### Your task
Find each line containing the string "document". Copy it.

### Given records

⟨

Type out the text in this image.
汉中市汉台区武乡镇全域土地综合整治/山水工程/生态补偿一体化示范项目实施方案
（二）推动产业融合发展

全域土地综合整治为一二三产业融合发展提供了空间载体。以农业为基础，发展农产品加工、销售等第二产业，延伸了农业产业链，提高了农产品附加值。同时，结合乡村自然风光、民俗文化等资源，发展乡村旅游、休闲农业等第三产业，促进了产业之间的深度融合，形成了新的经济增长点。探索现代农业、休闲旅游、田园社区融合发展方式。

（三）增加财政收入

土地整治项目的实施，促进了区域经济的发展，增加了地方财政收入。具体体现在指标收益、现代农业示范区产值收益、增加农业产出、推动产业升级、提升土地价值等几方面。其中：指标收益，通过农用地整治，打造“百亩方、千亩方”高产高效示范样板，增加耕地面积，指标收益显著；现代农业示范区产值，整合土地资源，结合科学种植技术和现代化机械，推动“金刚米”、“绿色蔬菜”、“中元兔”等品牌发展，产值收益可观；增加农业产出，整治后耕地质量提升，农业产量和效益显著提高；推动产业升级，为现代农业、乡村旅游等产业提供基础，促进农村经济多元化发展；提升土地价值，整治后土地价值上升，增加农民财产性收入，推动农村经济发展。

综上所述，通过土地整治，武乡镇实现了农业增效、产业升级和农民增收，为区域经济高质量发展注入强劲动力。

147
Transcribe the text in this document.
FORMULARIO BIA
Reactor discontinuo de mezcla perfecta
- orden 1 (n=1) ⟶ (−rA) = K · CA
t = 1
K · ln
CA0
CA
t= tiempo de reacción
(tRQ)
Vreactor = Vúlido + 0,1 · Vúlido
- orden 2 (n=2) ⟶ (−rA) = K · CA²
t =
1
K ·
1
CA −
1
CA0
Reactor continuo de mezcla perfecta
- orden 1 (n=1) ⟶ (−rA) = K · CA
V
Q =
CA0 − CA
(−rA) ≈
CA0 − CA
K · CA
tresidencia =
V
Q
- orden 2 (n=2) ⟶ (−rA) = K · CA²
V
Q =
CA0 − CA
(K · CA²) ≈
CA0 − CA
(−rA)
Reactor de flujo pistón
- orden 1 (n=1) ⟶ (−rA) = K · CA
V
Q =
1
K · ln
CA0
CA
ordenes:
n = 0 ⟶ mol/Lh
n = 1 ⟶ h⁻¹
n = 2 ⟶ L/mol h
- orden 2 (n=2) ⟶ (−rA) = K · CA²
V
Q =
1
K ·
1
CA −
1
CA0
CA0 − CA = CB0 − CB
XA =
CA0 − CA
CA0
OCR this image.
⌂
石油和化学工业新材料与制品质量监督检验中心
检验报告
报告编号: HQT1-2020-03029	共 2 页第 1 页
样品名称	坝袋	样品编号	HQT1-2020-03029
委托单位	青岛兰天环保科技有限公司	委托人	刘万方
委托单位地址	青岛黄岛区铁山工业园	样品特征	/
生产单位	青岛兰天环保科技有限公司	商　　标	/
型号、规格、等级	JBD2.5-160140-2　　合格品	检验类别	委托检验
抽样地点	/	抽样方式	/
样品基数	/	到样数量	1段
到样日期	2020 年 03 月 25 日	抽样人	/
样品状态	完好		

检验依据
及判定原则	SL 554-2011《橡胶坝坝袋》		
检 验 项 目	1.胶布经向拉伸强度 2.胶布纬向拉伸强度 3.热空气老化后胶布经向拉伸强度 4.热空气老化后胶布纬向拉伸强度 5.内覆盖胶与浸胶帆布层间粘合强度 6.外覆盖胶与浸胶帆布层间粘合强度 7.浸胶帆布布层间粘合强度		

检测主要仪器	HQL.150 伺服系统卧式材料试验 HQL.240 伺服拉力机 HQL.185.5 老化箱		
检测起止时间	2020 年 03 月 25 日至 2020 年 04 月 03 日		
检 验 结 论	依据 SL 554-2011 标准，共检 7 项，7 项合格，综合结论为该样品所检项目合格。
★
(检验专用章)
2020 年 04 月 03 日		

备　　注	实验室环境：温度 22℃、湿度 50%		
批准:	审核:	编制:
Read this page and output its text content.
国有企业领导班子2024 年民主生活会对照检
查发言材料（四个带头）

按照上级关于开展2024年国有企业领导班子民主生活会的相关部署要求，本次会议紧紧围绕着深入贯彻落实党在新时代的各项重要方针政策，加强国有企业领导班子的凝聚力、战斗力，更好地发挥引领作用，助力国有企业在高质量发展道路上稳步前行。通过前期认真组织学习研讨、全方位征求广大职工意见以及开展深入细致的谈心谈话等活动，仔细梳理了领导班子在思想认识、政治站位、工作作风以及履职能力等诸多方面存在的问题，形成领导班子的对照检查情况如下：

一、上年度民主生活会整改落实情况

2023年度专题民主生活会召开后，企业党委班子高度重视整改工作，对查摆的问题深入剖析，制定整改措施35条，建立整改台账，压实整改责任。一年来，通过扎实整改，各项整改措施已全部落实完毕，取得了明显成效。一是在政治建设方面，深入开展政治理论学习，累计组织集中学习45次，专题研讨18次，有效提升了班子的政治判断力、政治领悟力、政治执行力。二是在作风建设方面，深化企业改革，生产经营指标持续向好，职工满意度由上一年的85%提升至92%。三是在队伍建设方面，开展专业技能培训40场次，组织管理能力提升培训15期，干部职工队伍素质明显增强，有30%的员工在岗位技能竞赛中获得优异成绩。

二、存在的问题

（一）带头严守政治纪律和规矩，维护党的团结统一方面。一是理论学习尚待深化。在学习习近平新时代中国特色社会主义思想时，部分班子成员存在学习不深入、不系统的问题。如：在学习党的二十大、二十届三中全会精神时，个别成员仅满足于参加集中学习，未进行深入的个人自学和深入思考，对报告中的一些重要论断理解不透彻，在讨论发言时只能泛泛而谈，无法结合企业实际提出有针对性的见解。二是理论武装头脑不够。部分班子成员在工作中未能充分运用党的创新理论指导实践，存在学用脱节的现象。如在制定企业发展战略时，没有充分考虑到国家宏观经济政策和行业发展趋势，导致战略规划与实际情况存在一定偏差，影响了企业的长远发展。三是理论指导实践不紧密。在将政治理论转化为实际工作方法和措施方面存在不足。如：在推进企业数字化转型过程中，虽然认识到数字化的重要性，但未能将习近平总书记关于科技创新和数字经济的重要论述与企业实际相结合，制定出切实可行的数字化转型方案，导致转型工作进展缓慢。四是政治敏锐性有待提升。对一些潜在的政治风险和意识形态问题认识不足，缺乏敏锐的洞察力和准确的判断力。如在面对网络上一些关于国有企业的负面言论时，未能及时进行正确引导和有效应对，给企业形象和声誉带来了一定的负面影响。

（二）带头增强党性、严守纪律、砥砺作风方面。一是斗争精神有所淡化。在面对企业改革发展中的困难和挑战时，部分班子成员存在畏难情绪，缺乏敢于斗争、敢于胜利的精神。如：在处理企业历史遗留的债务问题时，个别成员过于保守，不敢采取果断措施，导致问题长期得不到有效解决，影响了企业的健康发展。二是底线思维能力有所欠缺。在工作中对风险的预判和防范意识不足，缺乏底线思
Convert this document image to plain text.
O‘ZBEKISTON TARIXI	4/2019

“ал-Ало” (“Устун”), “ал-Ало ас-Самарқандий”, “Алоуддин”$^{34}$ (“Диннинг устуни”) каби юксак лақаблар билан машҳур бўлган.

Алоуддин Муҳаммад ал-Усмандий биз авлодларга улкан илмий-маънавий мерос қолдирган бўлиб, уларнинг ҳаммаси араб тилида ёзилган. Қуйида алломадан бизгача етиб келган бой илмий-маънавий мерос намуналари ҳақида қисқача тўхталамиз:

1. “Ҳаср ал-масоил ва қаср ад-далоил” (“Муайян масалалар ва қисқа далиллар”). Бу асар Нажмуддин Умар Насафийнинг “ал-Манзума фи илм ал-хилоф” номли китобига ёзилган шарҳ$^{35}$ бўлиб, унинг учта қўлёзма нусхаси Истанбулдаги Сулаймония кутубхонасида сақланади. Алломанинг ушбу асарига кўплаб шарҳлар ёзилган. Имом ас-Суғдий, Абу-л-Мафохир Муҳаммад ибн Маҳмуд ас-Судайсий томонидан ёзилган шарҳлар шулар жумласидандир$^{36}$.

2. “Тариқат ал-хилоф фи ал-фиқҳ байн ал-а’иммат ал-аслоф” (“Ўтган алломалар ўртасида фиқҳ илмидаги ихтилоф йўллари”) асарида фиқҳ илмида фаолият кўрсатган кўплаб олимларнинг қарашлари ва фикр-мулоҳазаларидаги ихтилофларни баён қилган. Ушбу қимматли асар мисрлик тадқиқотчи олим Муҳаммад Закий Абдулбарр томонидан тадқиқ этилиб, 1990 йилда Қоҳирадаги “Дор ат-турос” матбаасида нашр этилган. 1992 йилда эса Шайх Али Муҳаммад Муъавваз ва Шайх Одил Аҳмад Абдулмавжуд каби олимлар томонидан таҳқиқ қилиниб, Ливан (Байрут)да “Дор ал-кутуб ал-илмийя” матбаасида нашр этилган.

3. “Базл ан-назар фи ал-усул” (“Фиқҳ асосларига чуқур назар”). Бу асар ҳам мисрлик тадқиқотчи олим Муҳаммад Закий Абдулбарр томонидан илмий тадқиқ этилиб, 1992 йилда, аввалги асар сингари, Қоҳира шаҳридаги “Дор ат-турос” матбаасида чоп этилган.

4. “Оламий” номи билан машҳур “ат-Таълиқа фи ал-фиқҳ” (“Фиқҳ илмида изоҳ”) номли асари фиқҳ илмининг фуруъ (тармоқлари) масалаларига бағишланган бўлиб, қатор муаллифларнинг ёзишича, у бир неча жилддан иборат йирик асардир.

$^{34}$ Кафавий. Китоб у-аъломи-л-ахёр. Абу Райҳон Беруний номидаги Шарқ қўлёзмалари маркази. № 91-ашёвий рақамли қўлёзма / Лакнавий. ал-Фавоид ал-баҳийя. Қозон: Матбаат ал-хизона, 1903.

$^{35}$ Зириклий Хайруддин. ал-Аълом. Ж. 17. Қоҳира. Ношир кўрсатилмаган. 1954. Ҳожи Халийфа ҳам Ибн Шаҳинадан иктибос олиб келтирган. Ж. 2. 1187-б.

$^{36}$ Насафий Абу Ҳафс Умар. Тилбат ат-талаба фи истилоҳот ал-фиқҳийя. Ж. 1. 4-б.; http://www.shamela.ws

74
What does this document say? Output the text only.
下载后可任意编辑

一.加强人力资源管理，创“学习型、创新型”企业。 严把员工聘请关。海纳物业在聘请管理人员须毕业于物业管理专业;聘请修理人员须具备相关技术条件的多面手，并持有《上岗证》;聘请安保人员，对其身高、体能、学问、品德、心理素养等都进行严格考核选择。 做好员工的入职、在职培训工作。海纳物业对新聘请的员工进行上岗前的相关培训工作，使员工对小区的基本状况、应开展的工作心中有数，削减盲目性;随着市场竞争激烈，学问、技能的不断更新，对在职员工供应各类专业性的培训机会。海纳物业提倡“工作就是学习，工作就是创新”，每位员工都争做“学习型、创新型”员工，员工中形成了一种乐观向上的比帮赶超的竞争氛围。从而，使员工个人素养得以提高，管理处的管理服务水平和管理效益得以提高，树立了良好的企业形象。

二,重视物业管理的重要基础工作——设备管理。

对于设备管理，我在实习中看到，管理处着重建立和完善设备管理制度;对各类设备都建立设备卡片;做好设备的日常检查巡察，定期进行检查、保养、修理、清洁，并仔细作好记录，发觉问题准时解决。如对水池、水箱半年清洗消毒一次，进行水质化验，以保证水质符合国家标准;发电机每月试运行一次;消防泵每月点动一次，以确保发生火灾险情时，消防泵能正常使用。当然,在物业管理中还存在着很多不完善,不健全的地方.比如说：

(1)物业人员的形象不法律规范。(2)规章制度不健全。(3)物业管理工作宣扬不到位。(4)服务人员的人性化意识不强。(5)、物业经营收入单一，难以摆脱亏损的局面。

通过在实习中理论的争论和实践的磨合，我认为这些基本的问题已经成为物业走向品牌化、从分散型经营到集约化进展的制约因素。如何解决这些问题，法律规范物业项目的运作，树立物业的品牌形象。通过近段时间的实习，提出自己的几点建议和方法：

⟩

### Correct response
Transcribe the text in this document.
Convert this document image to plain text.
What does this document say? Output the text only.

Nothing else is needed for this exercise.